Collected data:

········

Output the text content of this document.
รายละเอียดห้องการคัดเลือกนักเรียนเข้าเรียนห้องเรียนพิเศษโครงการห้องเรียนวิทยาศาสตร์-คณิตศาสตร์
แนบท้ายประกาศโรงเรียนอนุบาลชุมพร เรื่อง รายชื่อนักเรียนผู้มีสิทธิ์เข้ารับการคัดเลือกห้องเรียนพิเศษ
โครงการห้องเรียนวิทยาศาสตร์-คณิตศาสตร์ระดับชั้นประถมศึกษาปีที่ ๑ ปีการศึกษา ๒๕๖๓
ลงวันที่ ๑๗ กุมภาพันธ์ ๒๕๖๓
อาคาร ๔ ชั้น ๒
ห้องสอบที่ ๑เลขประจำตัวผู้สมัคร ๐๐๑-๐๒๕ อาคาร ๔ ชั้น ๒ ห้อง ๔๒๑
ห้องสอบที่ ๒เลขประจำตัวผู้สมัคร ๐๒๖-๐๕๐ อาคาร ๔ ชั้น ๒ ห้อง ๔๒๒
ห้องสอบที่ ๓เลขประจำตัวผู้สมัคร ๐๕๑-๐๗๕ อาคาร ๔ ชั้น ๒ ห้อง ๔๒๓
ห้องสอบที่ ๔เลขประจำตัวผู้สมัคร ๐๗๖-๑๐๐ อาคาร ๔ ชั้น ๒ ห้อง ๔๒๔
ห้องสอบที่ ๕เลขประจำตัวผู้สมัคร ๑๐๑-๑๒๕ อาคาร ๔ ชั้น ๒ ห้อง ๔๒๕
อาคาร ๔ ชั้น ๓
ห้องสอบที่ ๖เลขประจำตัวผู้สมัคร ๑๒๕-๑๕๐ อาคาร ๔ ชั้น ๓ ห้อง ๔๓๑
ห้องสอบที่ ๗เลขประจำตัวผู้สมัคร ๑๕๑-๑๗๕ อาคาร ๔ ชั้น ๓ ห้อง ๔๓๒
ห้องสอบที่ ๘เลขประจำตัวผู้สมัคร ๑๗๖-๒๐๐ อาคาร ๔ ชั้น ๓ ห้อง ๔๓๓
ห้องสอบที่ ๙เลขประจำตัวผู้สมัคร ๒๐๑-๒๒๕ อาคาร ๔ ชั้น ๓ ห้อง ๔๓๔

········

[GIVEN PROBLEM] Search the entries for the word "องสอบท", then gather every line that has it.

[THE ANSWER]
ห้องสอบที่ ๑เลขประจำตัวผู้สมัคร ๐๐๑-๐๒๕ อาคาร ๔ ชั้น ๒ ห้อง ๔๒๑
ห้องสอบที่ ๒เลขประจำตัวผู้สมัคร ๐๒๖-๐๕๐ อาคาร ๔ ชั้น ๒ ห้อง ๔๒๒
ห้องสอบที่ ๓เลขประจำตัวผู้สมัคร ๐๕๑-๐๗๕ อาคาร ๔ ชั้น ๒ ห้อง ๔๒๓
ห้องสอบที่ ๔เลขประจำตัวผู้สมัคร ๐๗๖-๑๐๐ อาคาร ๔ ชั้น ๒ ห้อง ๔๒๔
ห้องสอบที่ ๕เลขประจำตัวผู้สมัคร ๑๐๑-๑๒๕ อาคาร ๔ ชั้น ๒ ห้อง ๔๒๕
ห้องสอบที่ ๖เลขประจำตัวผู้สมัคร ๑๒๕-๑๕๐ อาคาร ๔ ชั้น ๓ ห้อง ๔๓๑
ห้องสอบที่ ๗เลขประจำตัวผู้สมัคร ๑๕๑-๑๗๕ อาคาร ๔ ชั้น ๓ ห้อง ๔๓๒
ห้องสอบที่ ๘เลขประจำตัวผู้สมัคร ๑๗๖-๒๐๐ อาคาร ๔ ชั้น ๓ ห้อง ๔๓๓
ห้องสอบที่ ๙เลขประจำตัวผู้สมัคร ๒๐๑-๒๒๕ อาคาร ๔ ชั้น ๓ ห้อง ๔๓๔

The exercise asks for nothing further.